* [What you should do] Copy the records word for word, from their first line through the line containing "items-link[interactable]: Items (1019, 314, 1065, 336)", including both of those lines.
— START OF Input material —
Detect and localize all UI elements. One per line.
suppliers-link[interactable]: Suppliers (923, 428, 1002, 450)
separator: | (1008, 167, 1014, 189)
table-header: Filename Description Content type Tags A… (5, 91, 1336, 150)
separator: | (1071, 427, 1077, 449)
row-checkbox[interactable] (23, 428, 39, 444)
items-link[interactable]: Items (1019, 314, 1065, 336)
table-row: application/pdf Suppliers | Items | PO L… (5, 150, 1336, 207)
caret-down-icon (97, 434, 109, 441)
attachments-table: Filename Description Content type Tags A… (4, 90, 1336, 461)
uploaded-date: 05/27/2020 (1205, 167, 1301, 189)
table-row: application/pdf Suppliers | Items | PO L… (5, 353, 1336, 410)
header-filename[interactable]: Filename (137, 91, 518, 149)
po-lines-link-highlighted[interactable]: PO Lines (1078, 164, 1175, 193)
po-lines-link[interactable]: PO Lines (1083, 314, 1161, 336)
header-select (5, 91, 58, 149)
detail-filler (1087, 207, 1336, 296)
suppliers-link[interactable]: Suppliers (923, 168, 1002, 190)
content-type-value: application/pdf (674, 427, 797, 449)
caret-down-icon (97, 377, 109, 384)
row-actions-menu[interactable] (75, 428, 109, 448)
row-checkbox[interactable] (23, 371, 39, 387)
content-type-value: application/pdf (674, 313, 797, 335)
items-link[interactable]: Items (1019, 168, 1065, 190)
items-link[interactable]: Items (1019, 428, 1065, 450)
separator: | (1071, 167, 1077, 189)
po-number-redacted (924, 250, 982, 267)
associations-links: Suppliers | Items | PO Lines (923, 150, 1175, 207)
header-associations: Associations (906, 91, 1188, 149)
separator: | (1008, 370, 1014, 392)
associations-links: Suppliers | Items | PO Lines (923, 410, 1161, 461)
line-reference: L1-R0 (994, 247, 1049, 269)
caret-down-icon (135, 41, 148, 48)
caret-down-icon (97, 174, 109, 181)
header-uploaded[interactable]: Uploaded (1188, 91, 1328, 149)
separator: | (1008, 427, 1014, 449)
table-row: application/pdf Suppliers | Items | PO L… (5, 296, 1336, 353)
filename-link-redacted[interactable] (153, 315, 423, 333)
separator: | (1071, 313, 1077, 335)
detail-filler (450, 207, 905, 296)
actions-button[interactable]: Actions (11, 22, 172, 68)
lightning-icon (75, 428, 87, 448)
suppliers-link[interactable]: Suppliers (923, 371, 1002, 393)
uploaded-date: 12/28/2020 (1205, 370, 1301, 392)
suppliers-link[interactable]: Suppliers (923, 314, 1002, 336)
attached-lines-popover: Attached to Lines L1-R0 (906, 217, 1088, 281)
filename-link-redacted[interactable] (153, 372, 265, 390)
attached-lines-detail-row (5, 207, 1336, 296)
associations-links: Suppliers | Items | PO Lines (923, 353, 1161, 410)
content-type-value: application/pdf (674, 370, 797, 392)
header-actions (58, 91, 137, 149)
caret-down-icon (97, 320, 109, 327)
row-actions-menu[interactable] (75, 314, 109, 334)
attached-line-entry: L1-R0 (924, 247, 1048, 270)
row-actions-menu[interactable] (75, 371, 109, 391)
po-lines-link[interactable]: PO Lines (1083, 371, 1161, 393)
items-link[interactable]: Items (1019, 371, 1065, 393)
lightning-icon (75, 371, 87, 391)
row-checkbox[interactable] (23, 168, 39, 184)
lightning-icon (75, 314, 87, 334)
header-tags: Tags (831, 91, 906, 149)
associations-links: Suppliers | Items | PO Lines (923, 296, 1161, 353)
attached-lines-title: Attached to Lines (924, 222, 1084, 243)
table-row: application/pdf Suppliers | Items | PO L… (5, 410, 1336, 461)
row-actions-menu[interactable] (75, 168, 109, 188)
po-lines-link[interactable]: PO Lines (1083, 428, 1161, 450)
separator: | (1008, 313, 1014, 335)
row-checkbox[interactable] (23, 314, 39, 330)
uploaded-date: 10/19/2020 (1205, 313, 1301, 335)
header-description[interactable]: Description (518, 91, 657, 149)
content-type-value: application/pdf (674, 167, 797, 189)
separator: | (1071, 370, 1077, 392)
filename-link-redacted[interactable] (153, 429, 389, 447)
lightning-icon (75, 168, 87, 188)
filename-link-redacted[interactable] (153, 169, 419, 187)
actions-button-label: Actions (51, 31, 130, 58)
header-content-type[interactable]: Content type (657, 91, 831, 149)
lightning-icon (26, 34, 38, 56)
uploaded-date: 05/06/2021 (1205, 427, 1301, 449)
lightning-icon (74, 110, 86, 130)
— END OF Input material —
* [Result]
Detect and localize all UI elements. One per line.
suppliers-link[interactable]: Suppliers (923, 428, 1002, 450)
separator: | (1008, 167, 1014, 189)
table-header: Filename Description Content type Tags A… (5, 91, 1336, 150)
separator: | (1071, 427, 1077, 449)
row-checkbox[interactable] (23, 428, 39, 444)
items-link[interactable]: Items (1019, 314, 1065, 336)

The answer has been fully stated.